(Stored data entries)
———

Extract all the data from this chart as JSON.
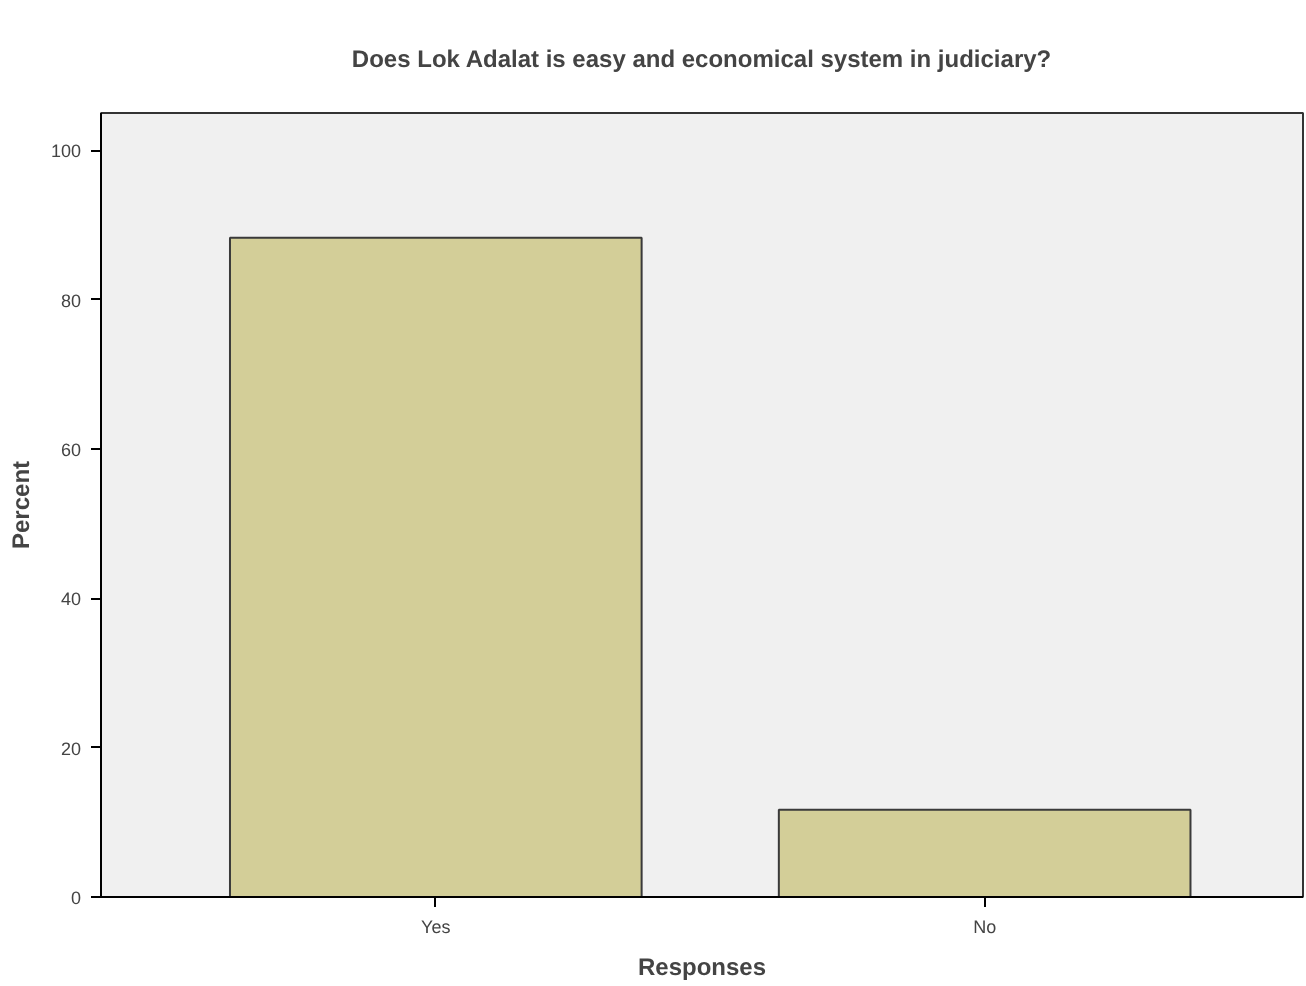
{
  "chart_data": {
    "type": "bar",
    "title": "Does Lok Adalat is easy and economical system in judiciary?",
    "xlabel": "Responses",
    "ylabel": "Percent",
    "categories": [
      "Yes",
      "No"
    ],
    "values": [
      88.3,
      11.7
    ],
    "color": "#d3ce98",
    "ylim": [
      0,
      105
    ],
    "yticks": [
      0,
      20,
      40,
      60,
      80,
      100
    ],
    "grid": false
  }
}
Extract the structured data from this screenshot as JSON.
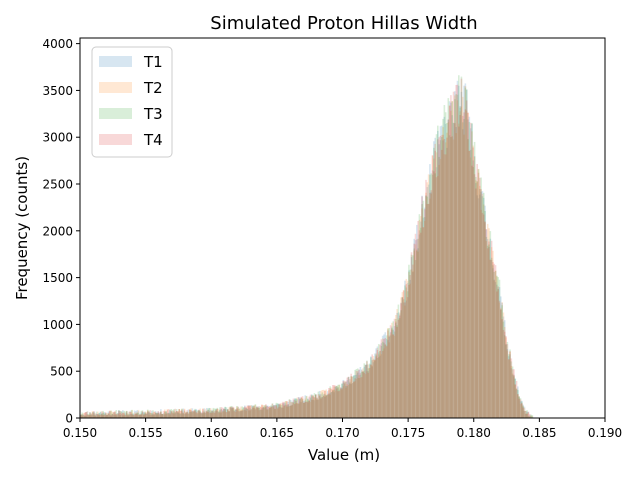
{
  "chart_data": {
    "type": "histogram",
    "title": "Simulated Proton Hillas Width",
    "xlabel": "Value (m)",
    "ylabel": "Frequency (counts)",
    "xlim": [
      0.15,
      0.19
    ],
    "ylim": [
      0,
      4060
    ],
    "xticks": [
      0.15,
      0.155,
      0.16,
      0.165,
      0.17,
      0.175,
      0.18,
      0.185,
      0.19
    ],
    "xtick_labels": [
      "0.150",
      "0.155",
      "0.160",
      "0.165",
      "0.170",
      "0.175",
      "0.180",
      "0.185",
      "0.190"
    ],
    "yticks": [
      0,
      500,
      1000,
      1500,
      2000,
      2500,
      3000,
      3500,
      4000
    ],
    "ytick_labels": [
      "0",
      "500",
      "1000",
      "1500",
      "2000",
      "2500",
      "3000",
      "3500",
      "4000"
    ],
    "legend_position": "top-left",
    "grid": false,
    "bin_width": 0.0001,
    "envelope": {
      "x": [
        0.15,
        0.155,
        0.16,
        0.165,
        0.168,
        0.17,
        0.172,
        0.174,
        0.175,
        0.176,
        0.177,
        0.178,
        0.1785,
        0.179,
        0.1795,
        0.18,
        0.181,
        0.182,
        0.1825,
        0.183,
        0.1835,
        0.184,
        0.1845
      ],
      "y": [
        50,
        60,
        80,
        130,
        230,
        350,
        560,
        1000,
        1450,
        2150,
        2750,
        3150,
        3300,
        3400,
        3250,
        2800,
        2000,
        1300,
        800,
        500,
        200,
        60,
        10
      ]
    },
    "series": [
      {
        "name": "T1",
        "color": "#1f77b4",
        "scale": 1.0,
        "seed": 11
      },
      {
        "name": "T2",
        "color": "#ff7f0e",
        "scale": 0.99,
        "seed": 23
      },
      {
        "name": "T3",
        "color": "#2ca02c",
        "scale": 1.01,
        "seed": 37
      },
      {
        "name": "T4",
        "color": "#d62728",
        "scale": 0.995,
        "seed": 53
      }
    ]
  }
}
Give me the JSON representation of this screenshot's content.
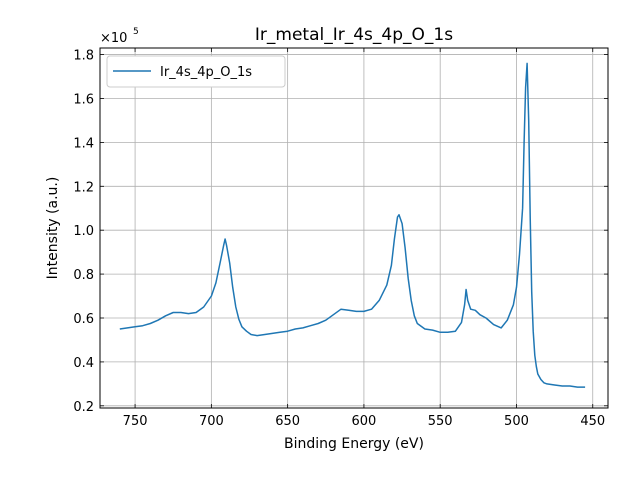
{
  "chart_data": {
    "type": "line",
    "title": "Ir_metal_Ir_4s_4p_O_1s",
    "xlabel": "Binding Energy (eV)",
    "ylabel": "Intensity (a.u.)",
    "y_multiplier_label": "×10",
    "y_multiplier_exponent": "5",
    "x_reversed": true,
    "xlim": [
      773,
      440
    ],
    "ylim": [
      0.19,
      1.83
    ],
    "y_scale_factor": 100000,
    "grid": true,
    "legend_position": "top-left",
    "xticks": [
      750,
      700,
      650,
      600,
      550,
      500,
      450
    ],
    "xtick_labels": [
      "750",
      "700",
      "650",
      "600",
      "550",
      "500",
      "450"
    ],
    "yticks": [
      0.2,
      0.4,
      0.6,
      0.8,
      1.0,
      1.2,
      1.4,
      1.6,
      1.8
    ],
    "ytick_labels": [
      "0.2",
      "0.4",
      "0.6",
      "0.8",
      "1.0",
      "1.2",
      "1.4",
      "1.6",
      "1.8"
    ],
    "series": [
      {
        "name": "Ir_4s_4p_O_1s",
        "color": "#1f77b4",
        "x": [
          760,
          755,
          750,
          745,
          740,
          735,
          730,
          725,
          720,
          715,
          710,
          705,
          700,
          697,
          694,
          692,
          691,
          690,
          688,
          686,
          684,
          682,
          680,
          677,
          674,
          670,
          665,
          660,
          655,
          650,
          645,
          640,
          635,
          630,
          625,
          620,
          615,
          610,
          605,
          600,
          595,
          590,
          585,
          582,
          580,
          578,
          577,
          575,
          573,
          571,
          569,
          567,
          565,
          560,
          555,
          550,
          545,
          540,
          536,
          534,
          533,
          532,
          530,
          527,
          524,
          520,
          515,
          510,
          506,
          502,
          500,
          498,
          496,
          495,
          494,
          493,
          492,
          491,
          490,
          489,
          488,
          487,
          486,
          484,
          482,
          480,
          475,
          470,
          465,
          460,
          455
        ],
        "y": [
          0.55,
          0.555,
          0.56,
          0.565,
          0.575,
          0.59,
          0.61,
          0.625,
          0.625,
          0.62,
          0.625,
          0.65,
          0.7,
          0.76,
          0.86,
          0.93,
          0.96,
          0.93,
          0.85,
          0.74,
          0.65,
          0.595,
          0.56,
          0.54,
          0.525,
          0.52,
          0.525,
          0.53,
          0.535,
          0.54,
          0.55,
          0.555,
          0.565,
          0.575,
          0.59,
          0.615,
          0.64,
          0.635,
          0.63,
          0.63,
          0.64,
          0.68,
          0.75,
          0.84,
          0.96,
          1.06,
          1.07,
          1.03,
          0.92,
          0.78,
          0.68,
          0.61,
          0.575,
          0.55,
          0.545,
          0.535,
          0.535,
          0.54,
          0.58,
          0.66,
          0.73,
          0.68,
          0.64,
          0.635,
          0.615,
          0.6,
          0.57,
          0.555,
          0.59,
          0.66,
          0.74,
          0.89,
          1.1,
          1.4,
          1.65,
          1.76,
          1.5,
          1.06,
          0.72,
          0.54,
          0.43,
          0.38,
          0.345,
          0.32,
          0.305,
          0.3,
          0.295,
          0.29,
          0.29,
          0.285,
          0.285
        ]
      }
    ]
  }
}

———

*TASK DETAILS*.
Locate the word "color" in the records and collect each line it appears in.

*WRITTEN RESPONSE*.
    "color": "#d3ce98",
        "color": "#1f77b4",
        "color": "#ff7f0e",
        "color": "#2ca02c",
        "color": "#d62728",
        "color": "#1f77b4",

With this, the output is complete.